WHAT YOU SHOULD DO | Copy out all of the material exactly.

STORED DATA |
↓
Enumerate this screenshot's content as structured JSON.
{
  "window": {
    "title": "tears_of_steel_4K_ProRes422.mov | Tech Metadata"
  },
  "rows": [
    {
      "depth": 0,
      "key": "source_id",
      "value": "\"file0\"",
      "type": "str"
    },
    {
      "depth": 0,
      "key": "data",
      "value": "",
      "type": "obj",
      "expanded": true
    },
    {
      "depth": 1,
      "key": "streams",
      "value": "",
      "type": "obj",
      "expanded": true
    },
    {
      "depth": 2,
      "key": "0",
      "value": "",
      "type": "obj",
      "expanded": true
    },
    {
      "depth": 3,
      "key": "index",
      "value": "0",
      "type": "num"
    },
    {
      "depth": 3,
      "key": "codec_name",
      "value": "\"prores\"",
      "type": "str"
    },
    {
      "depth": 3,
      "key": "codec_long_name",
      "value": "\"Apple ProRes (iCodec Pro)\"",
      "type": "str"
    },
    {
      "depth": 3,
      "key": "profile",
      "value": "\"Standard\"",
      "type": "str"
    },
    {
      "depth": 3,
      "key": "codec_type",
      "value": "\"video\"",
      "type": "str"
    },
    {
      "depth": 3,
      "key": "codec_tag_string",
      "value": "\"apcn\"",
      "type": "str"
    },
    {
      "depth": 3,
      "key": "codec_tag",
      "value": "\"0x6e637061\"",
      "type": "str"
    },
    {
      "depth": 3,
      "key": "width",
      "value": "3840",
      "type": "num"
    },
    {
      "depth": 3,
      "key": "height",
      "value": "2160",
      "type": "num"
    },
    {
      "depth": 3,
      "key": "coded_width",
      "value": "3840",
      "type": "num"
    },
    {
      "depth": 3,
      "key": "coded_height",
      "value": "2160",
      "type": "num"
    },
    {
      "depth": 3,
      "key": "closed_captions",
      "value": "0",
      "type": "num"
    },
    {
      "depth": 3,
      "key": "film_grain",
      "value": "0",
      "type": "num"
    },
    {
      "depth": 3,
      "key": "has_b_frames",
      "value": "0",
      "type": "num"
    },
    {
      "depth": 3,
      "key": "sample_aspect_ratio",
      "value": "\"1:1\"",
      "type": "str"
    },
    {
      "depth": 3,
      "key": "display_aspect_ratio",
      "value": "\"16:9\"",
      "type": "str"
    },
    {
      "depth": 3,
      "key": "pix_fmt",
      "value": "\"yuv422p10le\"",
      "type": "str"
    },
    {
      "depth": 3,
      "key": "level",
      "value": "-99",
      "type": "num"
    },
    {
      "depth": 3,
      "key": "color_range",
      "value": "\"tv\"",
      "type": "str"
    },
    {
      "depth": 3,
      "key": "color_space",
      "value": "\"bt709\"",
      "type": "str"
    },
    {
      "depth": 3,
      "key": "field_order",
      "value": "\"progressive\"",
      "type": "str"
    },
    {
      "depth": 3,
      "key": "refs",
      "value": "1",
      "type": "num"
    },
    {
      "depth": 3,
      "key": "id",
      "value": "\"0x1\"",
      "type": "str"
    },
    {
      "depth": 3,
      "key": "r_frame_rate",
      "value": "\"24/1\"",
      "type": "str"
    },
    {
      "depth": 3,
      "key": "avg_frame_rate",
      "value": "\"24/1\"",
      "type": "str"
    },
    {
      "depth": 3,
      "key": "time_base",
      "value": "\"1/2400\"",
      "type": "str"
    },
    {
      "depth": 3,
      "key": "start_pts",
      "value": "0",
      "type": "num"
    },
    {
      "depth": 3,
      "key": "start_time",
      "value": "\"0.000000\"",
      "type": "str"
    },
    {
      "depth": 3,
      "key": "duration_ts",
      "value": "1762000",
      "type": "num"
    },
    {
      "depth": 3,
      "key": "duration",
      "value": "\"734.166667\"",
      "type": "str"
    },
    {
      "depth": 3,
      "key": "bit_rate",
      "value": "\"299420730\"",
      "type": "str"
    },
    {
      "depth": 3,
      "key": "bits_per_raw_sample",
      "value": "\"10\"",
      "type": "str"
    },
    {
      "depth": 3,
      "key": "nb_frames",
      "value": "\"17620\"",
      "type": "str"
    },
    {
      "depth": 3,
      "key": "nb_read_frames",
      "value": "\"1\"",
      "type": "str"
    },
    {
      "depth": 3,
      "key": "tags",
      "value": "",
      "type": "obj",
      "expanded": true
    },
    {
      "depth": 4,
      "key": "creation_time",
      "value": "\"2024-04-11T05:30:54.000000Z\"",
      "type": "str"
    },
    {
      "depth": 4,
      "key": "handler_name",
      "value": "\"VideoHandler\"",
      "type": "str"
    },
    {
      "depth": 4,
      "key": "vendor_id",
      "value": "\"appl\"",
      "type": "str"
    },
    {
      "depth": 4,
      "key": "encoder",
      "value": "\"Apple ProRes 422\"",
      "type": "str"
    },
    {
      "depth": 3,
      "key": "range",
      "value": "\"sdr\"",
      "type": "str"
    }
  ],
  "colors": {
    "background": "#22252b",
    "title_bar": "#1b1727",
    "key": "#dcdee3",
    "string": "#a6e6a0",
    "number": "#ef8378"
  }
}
↑
SOLUTION TO THIS TASK |
Enumerate this screenshot's content as structured JSON.
{
  "window": {
    "title": "tears_of_steel_4K_ProRes422.mov | Tech Metadata"
  },
  "rows": [
    {
      "depth": 0,
      "key": "source_id",
      "value": "\"file0\"",
      "type": "str"
    },
    {
      "depth": 0,
      "key": "data",
      "value": "",
      "type": "obj",
      "expanded": true
    },
    {
      "depth": 1,
      "key": "streams",
      "value": "",
      "type": "obj",
      "expanded": true
    },
    {
      "depth": 2,
      "key": "0",
      "value": "",
      "type": "obj",
      "expanded": true
    },
    {
      "depth": 3,
      "key": "index",
      "value": "0",
      "type": "num"
    },
    {
      "depth": 3,
      "key": "codec_name",
      "value": "\"prores\"",
      "type": "str"
    },
    {
      "depth": 3,
      "key": "codec_long_name",
      "value": "\"Apple ProRes (iCodec Pro)\"",
      "type": "str"
    },
    {
      "depth": 3,
      "key": "profile",
      "value": "\"Standard\"",
      "type": "str"
    },
    {
      "depth": 3,
      "key": "codec_type",
      "value": "\"video\"",
      "type": "str"
    },
    {
      "depth": 3,
      "key": "codec_tag_string",
      "value": "\"apcn\"",
      "type": "str"
    },
    {
      "depth": 3,
      "key": "codec_tag",
      "value": "\"0x6e637061\"",
      "type": "str"
    },
    {
      "depth": 3,
      "key": "width",
      "value": "3840",
      "type": "num"
    },
    {
      "depth": 3,
      "key": "height",
      "value": "2160",
      "type": "num"
    },
    {
      "depth": 3,
      "key": "coded_width",
      "value": "3840",
      "type": "num"
    },
    {
      "depth": 3,
      "key": "coded_height",
      "value": "2160",
      "type": "num"
    },
    {
      "depth": 3,
      "key": "closed_captions",
      "value": "0",
      "type": "num"
    },
    {
      "depth": 3,
      "key": "film_grain",
      "value": "0",
      "type": "num"
    },
    {
      "depth": 3,
      "key": "has_b_frames",
      "value": "0",
      "type": "num"
    },
    {
      "depth": 3,
      "key": "sample_aspect_ratio",
      "value": "\"1:1\"",
      "type": "str"
    },
    {
      "depth": 3,
      "key": "display_aspect_ratio",
      "value": "\"16:9\"",
      "type": "str"
    },
    {
      "depth": 3,
      "key": "pix_fmt",
      "value": "\"yuv422p10le\"",
      "type": "str"
    },
    {
      "depth": 3,
      "key": "level",
      "value": "-99",
      "type": "num"
    },
    {
      "depth": 3,
      "key": "color_range",
      "value": "\"tv\"",
      "type": "str"
    },
    {
      "depth": 3,
      "key": "color_space",
      "value": "\"bt709\"",
      "type": "str"
    },
    {
      "depth": 3,
      "key": "field_order",
      "value": "\"progressive\"",
      "type": "str"
    },
    {
      "depth": 3,
      "key": "refs",
      "value": "1",
      "type": "num"
    },
    {
      "depth": 3,
      "key": "id",
      "value": "\"0x1\"",
      "type": "str"
    },
    {
      "depth": 3,
      "key": "r_frame_rate",
      "value": "\"24/1\"",
      "type": "str"
    },
    {
      "depth": 3,
      "key": "avg_frame_rate",
      "value": "\"24/1\"",
      "type": "str"
    },
    {
      "depth": 3,
      "key": "time_base",
      "value": "\"1/2400\"",
      "type": "str"
    },
    {
      "depth": 3,
      "key": "start_pts",
      "value": "0",
      "type": "num"
    },
    {
      "depth": 3,
      "key": "start_time",
      "value": "\"0.000000\"",
      "type": "str"
    },
    {
      "depth": 3,
      "key": "duration_ts",
      "value": "1762000",
      "type": "num"
    },
    {
      "depth": 3,
      "key": "duration",
      "value": "\"734.166667\"",
      "type": "str"
    },
    {
      "depth": 3,
      "key": "bit_rate",
      "value": "\"299420730\"",
      "type": "str"
    },
    {
      "depth": 3,
      "key": "bits_per_raw_sample",
      "value": "\"10\"",
      "type": "str"
    },
    {
      "depth": 3,
      "key": "nb_frames",
      "value": "\"17620\"",
      "type": "str"
    },
    {
      "depth": 3,
      "key": "nb_read_frames",
      "value": "\"1\"",
      "type": "str"
    },
    {
      "depth": 3,
      "key": "tags",
      "value": "",
      "type": "obj",
      "expanded": true
    },
    {
      "depth": 4,
      "key": "creation_time",
      "value": "\"2024-04-11T05:30:54.000000Z\"",
      "type": "str"
    },
    {
      "depth": 4,
      "key": "handler_name",
      "value": "\"VideoHandler\"",
      "type": "str"
    },
    {
      "depth": 4,
      "key": "vendor_id",
      "value": "\"appl\"",
      "type": "str"
    },
    {
      "depth": 4,
      "key": "encoder",
      "value": "\"Apple ProRes 422\"",
      "type": "str"
    },
    {
      "depth": 3,
      "key": "range",
      "value": "\"sdr\"",
      "type": "str"
    }
  ],
  "colors": {
    "background": "#22252b",
    "title_bar": "#1b1727",
    "key": "#dcdee3",
    "string": "#a6e6a0",
    "number": "#ef8378"
  }
}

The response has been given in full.